Start of Information provided
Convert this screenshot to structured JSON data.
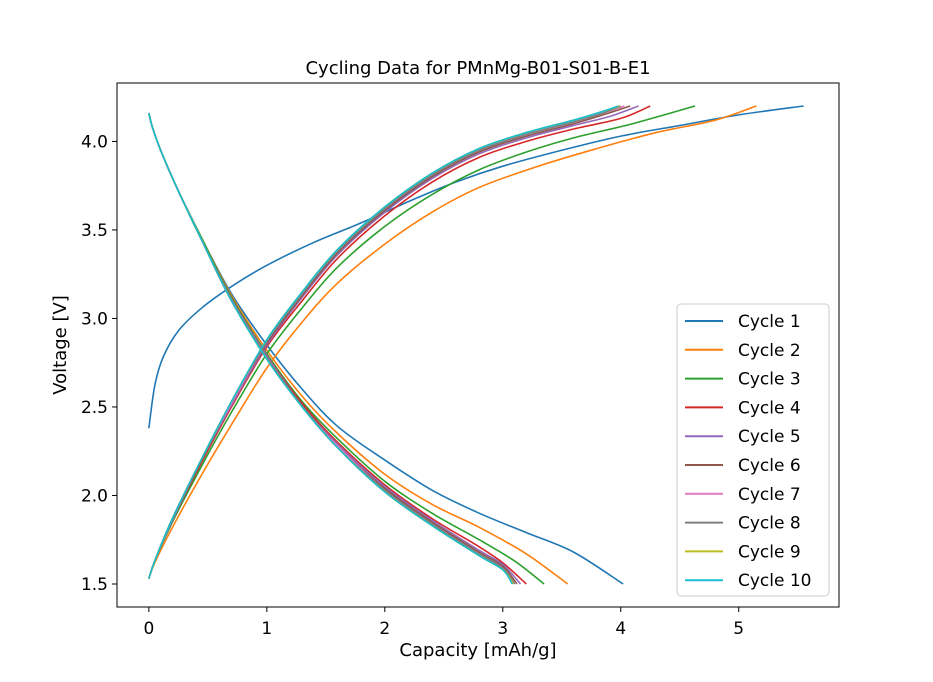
{
  "chart_data": {
    "type": "line",
    "title": "Cycling Data for PMnMg-B01-S01-B-E1",
    "xlabel": "Capacity [mAh/g]",
    "ylabel": "Voltage [V]",
    "xlim": [
      -0.27,
      5.85
    ],
    "ylim": [
      1.37,
      4.33
    ],
    "xticks": [
      0,
      1,
      2,
      3,
      4,
      5
    ],
    "yticks": [
      1.5,
      2.0,
      2.5,
      3.0,
      3.5,
      4.0
    ],
    "xtick_labels": [
      "0",
      "1",
      "2",
      "3",
      "4",
      "5"
    ],
    "ytick_labels": [
      "1.5",
      "2.0",
      "2.5",
      "3.0",
      "3.5",
      "4.0"
    ],
    "grid": false,
    "legend_position": "lower right",
    "series": [
      {
        "name": "Cycle 1",
        "color": "#1f77b4",
        "charge": [
          [
            0.0,
            2.38
          ],
          [
            0.05,
            2.62
          ],
          [
            0.12,
            2.78
          ],
          [
            0.25,
            2.93
          ],
          [
            0.45,
            3.06
          ],
          [
            0.7,
            3.18
          ],
          [
            1.0,
            3.3
          ],
          [
            1.4,
            3.43
          ],
          [
            1.8,
            3.54
          ],
          [
            2.2,
            3.66
          ],
          [
            2.6,
            3.77
          ],
          [
            3.0,
            3.86
          ],
          [
            3.5,
            3.95
          ],
          [
            4.0,
            4.03
          ],
          [
            4.5,
            4.09
          ],
          [
            5.0,
            4.15
          ],
          [
            5.55,
            4.2
          ]
        ],
        "discharge": [
          [
            0.0,
            4.16
          ],
          [
            0.03,
            4.08
          ],
          [
            0.1,
            3.95
          ],
          [
            0.25,
            3.72
          ],
          [
            0.45,
            3.45
          ],
          [
            0.7,
            3.14
          ],
          [
            1.0,
            2.85
          ],
          [
            1.3,
            2.6
          ],
          [
            1.6,
            2.39
          ],
          [
            2.0,
            2.2
          ],
          [
            2.4,
            2.03
          ],
          [
            2.8,
            1.9
          ],
          [
            3.2,
            1.79
          ],
          [
            3.6,
            1.68
          ],
          [
            4.02,
            1.5
          ]
        ]
      },
      {
        "name": "Cycle 2",
        "color": "#ff7f0e",
        "charge": [
          [
            0.0,
            1.53
          ],
          [
            0.05,
            1.62
          ],
          [
            0.2,
            1.82
          ],
          [
            0.45,
            2.12
          ],
          [
            0.7,
            2.4
          ],
          [
            1.0,
            2.72
          ],
          [
            1.3,
            2.98
          ],
          [
            1.6,
            3.2
          ],
          [
            2.0,
            3.42
          ],
          [
            2.4,
            3.6
          ],
          [
            2.8,
            3.74
          ],
          [
            3.3,
            3.86
          ],
          [
            3.8,
            3.96
          ],
          [
            4.3,
            4.05
          ],
          [
            4.8,
            4.12
          ],
          [
            5.15,
            4.2
          ]
        ],
        "discharge": [
          [
            0.0,
            4.16
          ],
          [
            0.03,
            4.08
          ],
          [
            0.1,
            3.95
          ],
          [
            0.25,
            3.72
          ],
          [
            0.45,
            3.45
          ],
          [
            0.7,
            3.13
          ],
          [
            1.0,
            2.82
          ],
          [
            1.3,
            2.56
          ],
          [
            1.6,
            2.35
          ],
          [
            2.0,
            2.12
          ],
          [
            2.4,
            1.95
          ],
          [
            2.8,
            1.82
          ],
          [
            3.2,
            1.67
          ],
          [
            3.55,
            1.5
          ]
        ]
      },
      {
        "name": "Cycle 3",
        "color": "#2ca02c",
        "charge": [
          [
            0.0,
            1.53
          ],
          [
            0.05,
            1.63
          ],
          [
            0.2,
            1.85
          ],
          [
            0.45,
            2.17
          ],
          [
            0.7,
            2.47
          ],
          [
            1.0,
            2.8
          ],
          [
            1.3,
            3.06
          ],
          [
            1.6,
            3.29
          ],
          [
            2.0,
            3.52
          ],
          [
            2.4,
            3.7
          ],
          [
            2.8,
            3.84
          ],
          [
            3.2,
            3.94
          ],
          [
            3.6,
            4.02
          ],
          [
            4.1,
            4.1
          ],
          [
            4.63,
            4.2
          ]
        ],
        "discharge": [
          [
            0.0,
            4.16
          ],
          [
            0.03,
            4.08
          ],
          [
            0.1,
            3.95
          ],
          [
            0.25,
            3.72
          ],
          [
            0.45,
            3.45
          ],
          [
            0.7,
            3.12
          ],
          [
            1.0,
            2.8
          ],
          [
            1.3,
            2.53
          ],
          [
            1.6,
            2.32
          ],
          [
            2.0,
            2.08
          ],
          [
            2.4,
            1.9
          ],
          [
            2.8,
            1.75
          ],
          [
            3.1,
            1.63
          ],
          [
            3.35,
            1.5
          ]
        ]
      },
      {
        "name": "Cycle 4",
        "color": "#d62728",
        "charge": [
          [
            0.0,
            1.53
          ],
          [
            0.05,
            1.63
          ],
          [
            0.2,
            1.86
          ],
          [
            0.45,
            2.19
          ],
          [
            0.7,
            2.5
          ],
          [
            1.0,
            2.84
          ],
          [
            1.3,
            3.1
          ],
          [
            1.6,
            3.34
          ],
          [
            2.0,
            3.58
          ],
          [
            2.4,
            3.77
          ],
          [
            2.8,
            3.91
          ],
          [
            3.2,
            4.0
          ],
          [
            3.6,
            4.07
          ],
          [
            4.0,
            4.13
          ],
          [
            4.25,
            4.2
          ]
        ],
        "discharge": [
          [
            0.0,
            4.16
          ],
          [
            0.03,
            4.08
          ],
          [
            0.1,
            3.95
          ],
          [
            0.25,
            3.72
          ],
          [
            0.45,
            3.44
          ],
          [
            0.7,
            3.11
          ],
          [
            1.0,
            2.79
          ],
          [
            1.3,
            2.52
          ],
          [
            1.6,
            2.3
          ],
          [
            2.0,
            2.06
          ],
          [
            2.4,
            1.87
          ],
          [
            2.8,
            1.71
          ],
          [
            3.0,
            1.62
          ],
          [
            3.2,
            1.5
          ]
        ]
      },
      {
        "name": "Cycle 5",
        "color": "#9467bd",
        "charge": [
          [
            0.0,
            1.53
          ],
          [
            0.05,
            1.63
          ],
          [
            0.2,
            1.86
          ],
          [
            0.45,
            2.2
          ],
          [
            0.7,
            2.51
          ],
          [
            1.0,
            2.85
          ],
          [
            1.3,
            3.12
          ],
          [
            1.6,
            3.36
          ],
          [
            2.0,
            3.6
          ],
          [
            2.4,
            3.79
          ],
          [
            2.8,
            3.93
          ],
          [
            3.2,
            4.02
          ],
          [
            3.6,
            4.09
          ],
          [
            3.9,
            4.14
          ],
          [
            4.15,
            4.2
          ]
        ],
        "discharge": [
          [
            0.0,
            4.16
          ],
          [
            0.03,
            4.08
          ],
          [
            0.1,
            3.95
          ],
          [
            0.25,
            3.72
          ],
          [
            0.45,
            3.44
          ],
          [
            0.7,
            3.11
          ],
          [
            1.0,
            2.79
          ],
          [
            1.3,
            2.51
          ],
          [
            1.6,
            2.29
          ],
          [
            2.0,
            2.05
          ],
          [
            2.4,
            1.86
          ],
          [
            2.8,
            1.69
          ],
          [
            3.0,
            1.61
          ],
          [
            3.15,
            1.5
          ]
        ]
      },
      {
        "name": "Cycle 6",
        "color": "#8c564b",
        "charge": [
          [
            0.0,
            1.53
          ],
          [
            0.05,
            1.63
          ],
          [
            0.2,
            1.87
          ],
          [
            0.45,
            2.2
          ],
          [
            0.7,
            2.52
          ],
          [
            1.0,
            2.86
          ],
          [
            1.3,
            3.13
          ],
          [
            1.6,
            3.37
          ],
          [
            2.0,
            3.61
          ],
          [
            2.4,
            3.8
          ],
          [
            2.8,
            3.94
          ],
          [
            3.2,
            4.03
          ],
          [
            3.6,
            4.1
          ],
          [
            3.85,
            4.15
          ],
          [
            4.08,
            4.2
          ]
        ],
        "discharge": [
          [
            0.0,
            4.16
          ],
          [
            0.03,
            4.08
          ],
          [
            0.1,
            3.95
          ],
          [
            0.25,
            3.72
          ],
          [
            0.45,
            3.44
          ],
          [
            0.7,
            3.1
          ],
          [
            1.0,
            2.78
          ],
          [
            1.3,
            2.51
          ],
          [
            1.6,
            2.28
          ],
          [
            2.0,
            2.04
          ],
          [
            2.4,
            1.85
          ],
          [
            2.8,
            1.68
          ],
          [
            3.0,
            1.6
          ],
          [
            3.12,
            1.5
          ]
        ]
      },
      {
        "name": "Cycle 7",
        "color": "#e377c2",
        "charge": [
          [
            0.0,
            1.53
          ],
          [
            0.05,
            1.63
          ],
          [
            0.2,
            1.87
          ],
          [
            0.45,
            2.21
          ],
          [
            0.7,
            2.52
          ],
          [
            1.0,
            2.87
          ],
          [
            1.3,
            3.14
          ],
          [
            1.6,
            3.38
          ],
          [
            2.0,
            3.62
          ],
          [
            2.4,
            3.81
          ],
          [
            2.8,
            3.95
          ],
          [
            3.2,
            4.04
          ],
          [
            3.6,
            4.11
          ],
          [
            3.85,
            4.16
          ],
          [
            4.03,
            4.2
          ]
        ],
        "discharge": [
          [
            0.0,
            4.16
          ],
          [
            0.03,
            4.08
          ],
          [
            0.1,
            3.95
          ],
          [
            0.25,
            3.72
          ],
          [
            0.45,
            3.44
          ],
          [
            0.7,
            3.1
          ],
          [
            1.0,
            2.78
          ],
          [
            1.3,
            2.5
          ],
          [
            1.6,
            2.28
          ],
          [
            2.0,
            2.03
          ],
          [
            2.4,
            1.84
          ],
          [
            2.8,
            1.67
          ],
          [
            3.0,
            1.59
          ],
          [
            3.1,
            1.5
          ]
        ]
      },
      {
        "name": "Cycle 8",
        "color": "#7f7f7f",
        "charge": [
          [
            0.0,
            1.53
          ],
          [
            0.05,
            1.63
          ],
          [
            0.2,
            1.87
          ],
          [
            0.45,
            2.21
          ],
          [
            0.7,
            2.53
          ],
          [
            1.0,
            2.87
          ],
          [
            1.3,
            3.14
          ],
          [
            1.6,
            3.38
          ],
          [
            2.0,
            3.62
          ],
          [
            2.4,
            3.81
          ],
          [
            2.8,
            3.95
          ],
          [
            3.2,
            4.04
          ],
          [
            3.6,
            4.11
          ],
          [
            3.85,
            4.16
          ],
          [
            4.0,
            4.2
          ]
        ],
        "discharge": [
          [
            0.0,
            4.16
          ],
          [
            0.03,
            4.08
          ],
          [
            0.1,
            3.95
          ],
          [
            0.25,
            3.72
          ],
          [
            0.45,
            3.44
          ],
          [
            0.7,
            3.1
          ],
          [
            1.0,
            2.78
          ],
          [
            1.3,
            2.5
          ],
          [
            1.6,
            2.27
          ],
          [
            2.0,
            2.03
          ],
          [
            2.4,
            1.84
          ],
          [
            2.8,
            1.67
          ],
          [
            3.0,
            1.59
          ],
          [
            3.1,
            1.5
          ]
        ]
      },
      {
        "name": "Cycle 9",
        "color": "#bcbd22",
        "charge": [
          [
            0.0,
            1.53
          ],
          [
            0.05,
            1.63
          ],
          [
            0.2,
            1.87
          ],
          [
            0.45,
            2.21
          ],
          [
            0.7,
            2.53
          ],
          [
            1.0,
            2.88
          ],
          [
            1.3,
            3.15
          ],
          [
            1.6,
            3.39
          ],
          [
            2.0,
            3.63
          ],
          [
            2.4,
            3.82
          ],
          [
            2.8,
            3.96
          ],
          [
            3.2,
            4.05
          ],
          [
            3.6,
            4.12
          ],
          [
            3.85,
            4.17
          ],
          [
            3.99,
            4.2
          ]
        ],
        "discharge": [
          [
            0.0,
            4.16
          ],
          [
            0.03,
            4.08
          ],
          [
            0.1,
            3.95
          ],
          [
            0.25,
            3.72
          ],
          [
            0.45,
            3.44
          ],
          [
            0.7,
            3.1
          ],
          [
            1.0,
            2.77
          ],
          [
            1.3,
            2.5
          ],
          [
            1.6,
            2.27
          ],
          [
            2.0,
            2.02
          ],
          [
            2.4,
            1.83
          ],
          [
            2.8,
            1.66
          ],
          [
            3.0,
            1.58
          ],
          [
            3.09,
            1.5
          ]
        ]
      },
      {
        "name": "Cycle 10",
        "color": "#17becf",
        "charge": [
          [
            0.0,
            1.53
          ],
          [
            0.05,
            1.63
          ],
          [
            0.2,
            1.87
          ],
          [
            0.45,
            2.21
          ],
          [
            0.7,
            2.53
          ],
          [
            1.0,
            2.88
          ],
          [
            1.3,
            3.15
          ],
          [
            1.6,
            3.39
          ],
          [
            2.0,
            3.63
          ],
          [
            2.4,
            3.82
          ],
          [
            2.8,
            3.96
          ],
          [
            3.2,
            4.05
          ],
          [
            3.6,
            4.12
          ],
          [
            3.85,
            4.17
          ],
          [
            3.98,
            4.2
          ]
        ],
        "discharge": [
          [
            0.0,
            4.16
          ],
          [
            0.03,
            4.08
          ],
          [
            0.1,
            3.95
          ],
          [
            0.25,
            3.72
          ],
          [
            0.45,
            3.44
          ],
          [
            0.7,
            3.1
          ],
          [
            1.0,
            2.77
          ],
          [
            1.3,
            2.5
          ],
          [
            1.6,
            2.27
          ],
          [
            2.0,
            2.02
          ],
          [
            2.4,
            1.83
          ],
          [
            2.8,
            1.66
          ],
          [
            3.0,
            1.58
          ],
          [
            3.08,
            1.5
          ]
        ]
      }
    ]
  }
}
End of Information provided
## Job
Pull out all lines containing "name".

## Answer to the exercise
        "name": "Cycle 1",
        "name": "Cycle 2",
        "name": "Cycle 3",
        "name": "Cycle 4",
        "name": "Cycle 5",
        "name": "Cycle 6",
        "name": "Cycle 7",
        "name": "Cycle 8",
        "name": "Cycle 9",
        "name": "Cycle 10",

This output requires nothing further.